Begin DATA FOR PROCESSING

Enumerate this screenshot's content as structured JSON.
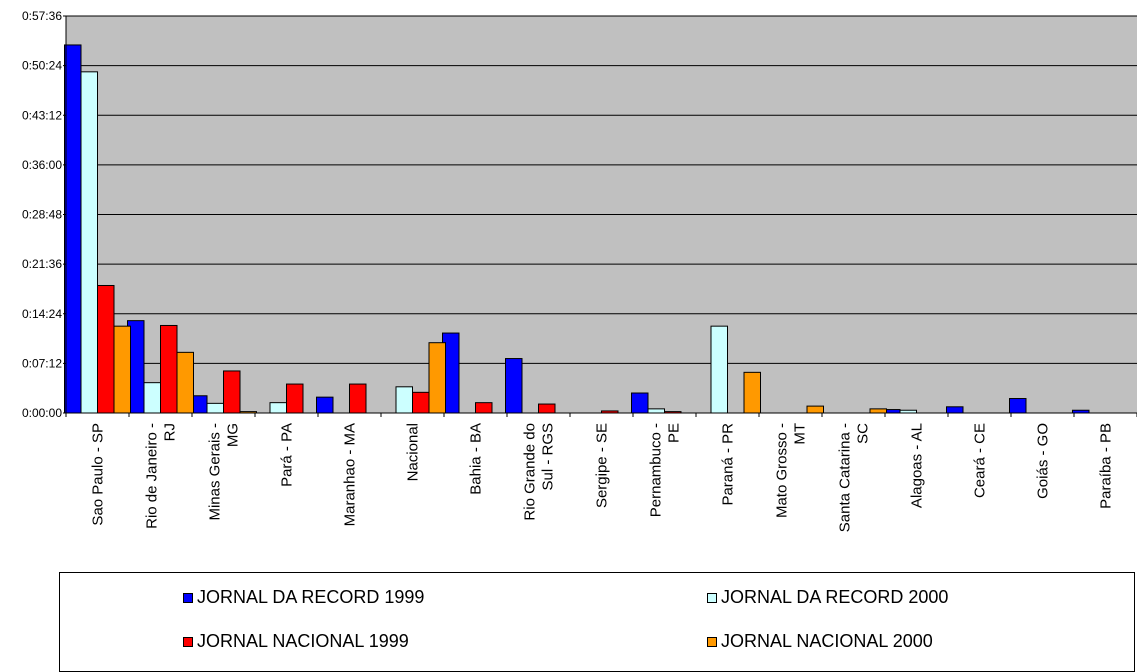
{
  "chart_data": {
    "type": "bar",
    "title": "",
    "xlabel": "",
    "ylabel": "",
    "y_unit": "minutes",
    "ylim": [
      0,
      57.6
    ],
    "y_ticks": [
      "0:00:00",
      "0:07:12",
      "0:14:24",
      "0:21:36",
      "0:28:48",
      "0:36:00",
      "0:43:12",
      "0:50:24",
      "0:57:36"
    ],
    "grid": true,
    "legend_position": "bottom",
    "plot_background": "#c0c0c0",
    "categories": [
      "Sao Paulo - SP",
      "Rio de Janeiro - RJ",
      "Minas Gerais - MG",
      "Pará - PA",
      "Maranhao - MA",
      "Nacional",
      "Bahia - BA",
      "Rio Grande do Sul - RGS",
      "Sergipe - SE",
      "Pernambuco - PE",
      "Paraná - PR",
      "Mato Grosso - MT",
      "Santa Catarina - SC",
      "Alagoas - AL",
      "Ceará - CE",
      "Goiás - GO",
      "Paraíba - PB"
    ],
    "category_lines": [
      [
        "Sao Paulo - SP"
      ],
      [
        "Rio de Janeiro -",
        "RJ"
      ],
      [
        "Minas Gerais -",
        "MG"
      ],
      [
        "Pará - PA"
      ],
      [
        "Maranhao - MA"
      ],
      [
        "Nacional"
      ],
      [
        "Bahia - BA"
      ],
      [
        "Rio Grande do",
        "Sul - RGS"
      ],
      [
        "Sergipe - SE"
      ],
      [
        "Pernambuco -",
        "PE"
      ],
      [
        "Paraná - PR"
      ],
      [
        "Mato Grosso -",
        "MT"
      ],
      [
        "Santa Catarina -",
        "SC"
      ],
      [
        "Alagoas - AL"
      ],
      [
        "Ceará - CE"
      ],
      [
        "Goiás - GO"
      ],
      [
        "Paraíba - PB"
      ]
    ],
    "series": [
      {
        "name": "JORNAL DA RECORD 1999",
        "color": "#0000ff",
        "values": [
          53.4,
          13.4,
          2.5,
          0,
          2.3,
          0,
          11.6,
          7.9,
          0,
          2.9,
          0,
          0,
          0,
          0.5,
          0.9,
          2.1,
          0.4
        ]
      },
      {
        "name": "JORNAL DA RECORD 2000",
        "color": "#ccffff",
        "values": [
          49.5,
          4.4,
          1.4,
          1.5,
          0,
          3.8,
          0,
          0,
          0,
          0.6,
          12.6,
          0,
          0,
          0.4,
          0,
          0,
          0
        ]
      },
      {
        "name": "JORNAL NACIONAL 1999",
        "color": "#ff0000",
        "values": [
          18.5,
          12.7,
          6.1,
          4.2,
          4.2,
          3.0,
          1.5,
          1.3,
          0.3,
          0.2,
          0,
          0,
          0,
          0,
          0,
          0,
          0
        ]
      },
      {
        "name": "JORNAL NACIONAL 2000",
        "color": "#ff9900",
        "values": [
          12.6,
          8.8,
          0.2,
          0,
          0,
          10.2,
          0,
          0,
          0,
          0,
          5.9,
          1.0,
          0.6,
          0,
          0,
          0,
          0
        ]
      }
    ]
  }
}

End DATA FOR PROCESSING

Read the data above and pull out each line that holds the string "RECORD".

        "name": "JORNAL DA RECORD 1999",
        "name": "JORNAL DA RECORD 2000",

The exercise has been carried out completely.